> _Text segment_
###

Massive and strange ORA-00600 in alert log:

Errors in file xxxx.trc:
ORA-00600: internal error code, arguments: [25027], [21], [8536530], [], [], [],
ORA-00600: internal error code, arguments: [25027], [21], [8536530], [], [], [],
ORA-00600: internal error code, arguments: [25027], [21], [8536530], [], [], [],
….

CPU is 100%, too bad performance in database and so on.

Well, quick search on ORA-600 lookup tool, it tells hopefully, Oracle DATA DICTIONARY corrupted. What does it mean, I had not to drop the rollback segment once the database is up. Because it forced the active transactions in the rollback segment to be committed and so we might have to rebuild the database. Instead, once the database is brought up, I had to drop offlined rollback segment first, then drop tablespace itself.


04:00 AMToo bad – I corrupted database. What I could do, is I have to rebuild database. Rebuild means either restore and recover database until time and at least additional 5 hours (2 TB) or plan something else.

I decided to use Transportable Tablespaces feature. Idea was that:

Export dump file of business tablespaces from problematic database.
Export dump file of logical structure (FULL=y ROWS=n) from problematic database
Create new database and import business tablespaces into new database using transportable tablespace feature
Import remain objects (procedure, packages, dblinks and etc) into new database.
Open database

It was successful and database opened.

However, it was great lesson what it can cause using hidden parameters without Oracle Support’s direct control.

5 comments:

Babu said...

###

> _Records supplied_
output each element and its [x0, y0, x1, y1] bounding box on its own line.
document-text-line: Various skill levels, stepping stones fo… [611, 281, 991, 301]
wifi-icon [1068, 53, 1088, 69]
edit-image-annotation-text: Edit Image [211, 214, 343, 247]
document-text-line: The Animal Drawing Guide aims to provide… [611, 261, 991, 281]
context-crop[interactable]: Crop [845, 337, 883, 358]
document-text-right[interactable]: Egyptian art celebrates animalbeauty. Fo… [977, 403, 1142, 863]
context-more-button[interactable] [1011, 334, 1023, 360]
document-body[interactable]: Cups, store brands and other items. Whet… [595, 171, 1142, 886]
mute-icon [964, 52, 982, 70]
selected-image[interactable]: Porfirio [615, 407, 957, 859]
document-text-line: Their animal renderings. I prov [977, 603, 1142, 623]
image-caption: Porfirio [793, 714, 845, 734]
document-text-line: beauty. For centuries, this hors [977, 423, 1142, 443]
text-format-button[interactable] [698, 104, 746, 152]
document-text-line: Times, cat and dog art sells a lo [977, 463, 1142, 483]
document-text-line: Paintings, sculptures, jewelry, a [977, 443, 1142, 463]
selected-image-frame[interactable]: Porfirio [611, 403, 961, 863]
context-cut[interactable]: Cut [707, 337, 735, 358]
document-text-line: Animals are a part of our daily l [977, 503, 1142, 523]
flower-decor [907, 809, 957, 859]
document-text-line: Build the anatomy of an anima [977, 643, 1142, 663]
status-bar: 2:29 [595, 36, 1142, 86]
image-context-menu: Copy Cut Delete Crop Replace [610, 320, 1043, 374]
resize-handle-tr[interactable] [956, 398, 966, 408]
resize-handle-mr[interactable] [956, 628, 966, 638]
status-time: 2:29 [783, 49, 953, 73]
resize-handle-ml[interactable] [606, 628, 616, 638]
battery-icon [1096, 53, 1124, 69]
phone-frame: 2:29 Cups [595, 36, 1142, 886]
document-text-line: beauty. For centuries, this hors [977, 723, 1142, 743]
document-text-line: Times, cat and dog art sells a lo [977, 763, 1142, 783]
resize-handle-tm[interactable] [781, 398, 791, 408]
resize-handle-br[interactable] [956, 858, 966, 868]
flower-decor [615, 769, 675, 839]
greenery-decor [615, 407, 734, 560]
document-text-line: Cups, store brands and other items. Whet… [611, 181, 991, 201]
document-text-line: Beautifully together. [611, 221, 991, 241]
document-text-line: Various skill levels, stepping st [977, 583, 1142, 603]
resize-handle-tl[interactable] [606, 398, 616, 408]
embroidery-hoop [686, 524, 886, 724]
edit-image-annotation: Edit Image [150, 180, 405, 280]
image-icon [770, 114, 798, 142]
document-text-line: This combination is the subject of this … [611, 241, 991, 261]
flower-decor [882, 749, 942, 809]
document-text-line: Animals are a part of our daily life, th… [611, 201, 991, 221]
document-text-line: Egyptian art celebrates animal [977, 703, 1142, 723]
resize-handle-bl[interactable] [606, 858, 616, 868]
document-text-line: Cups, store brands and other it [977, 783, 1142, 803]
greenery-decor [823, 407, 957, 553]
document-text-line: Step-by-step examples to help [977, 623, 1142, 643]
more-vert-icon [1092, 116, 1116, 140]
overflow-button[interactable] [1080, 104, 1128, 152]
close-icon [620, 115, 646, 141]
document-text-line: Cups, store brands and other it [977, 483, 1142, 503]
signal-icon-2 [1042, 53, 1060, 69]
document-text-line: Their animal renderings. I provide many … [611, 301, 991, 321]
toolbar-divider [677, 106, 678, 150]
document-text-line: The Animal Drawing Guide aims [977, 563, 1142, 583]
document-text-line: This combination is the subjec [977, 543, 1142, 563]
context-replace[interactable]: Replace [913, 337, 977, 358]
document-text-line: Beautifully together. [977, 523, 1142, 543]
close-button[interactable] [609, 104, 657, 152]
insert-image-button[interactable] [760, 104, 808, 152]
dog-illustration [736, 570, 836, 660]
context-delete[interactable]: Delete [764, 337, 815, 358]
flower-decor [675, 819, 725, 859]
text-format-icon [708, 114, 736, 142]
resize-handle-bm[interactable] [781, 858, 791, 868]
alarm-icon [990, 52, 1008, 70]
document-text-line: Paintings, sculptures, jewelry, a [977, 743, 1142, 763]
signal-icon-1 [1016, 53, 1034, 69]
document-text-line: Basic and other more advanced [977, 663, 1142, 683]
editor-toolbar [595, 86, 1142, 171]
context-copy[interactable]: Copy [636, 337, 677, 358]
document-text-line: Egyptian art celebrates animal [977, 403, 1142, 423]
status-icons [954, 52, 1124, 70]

###

> _Task details_
In the post about the ORA-00600 errors, switch every occurrence of "rollback segment" to "undo segment" and give that part again, beginning at the words "CPU is 100%, too" and stopping after "from problematic database.".

> _In response_
CPU is 100%, too bad performance in database and so on.

Well, quick search on ORA-600 lookup tool, it tells hopefully, Oracle DATA DICTIONARY corrupted. What does it mean, I had not to drop the undo segment once the database is up. Because it forced the active transactions in the undo segment to be committed and so we might have to rebuild the database. Instead, once the database is brought up, I had to drop offlined undo segment first, then drop tablespace itself.


04:00 AMToo bad – I corrupted database. What I could do, is I have to rebuild database. Rebuild means either restore and recover database until time and at least additional 5 hours (2 TB) or plan something else.

I decided to use Transportable Tablespaces feature. Idea was that:

Export dump file of business tablespaces from problematic database.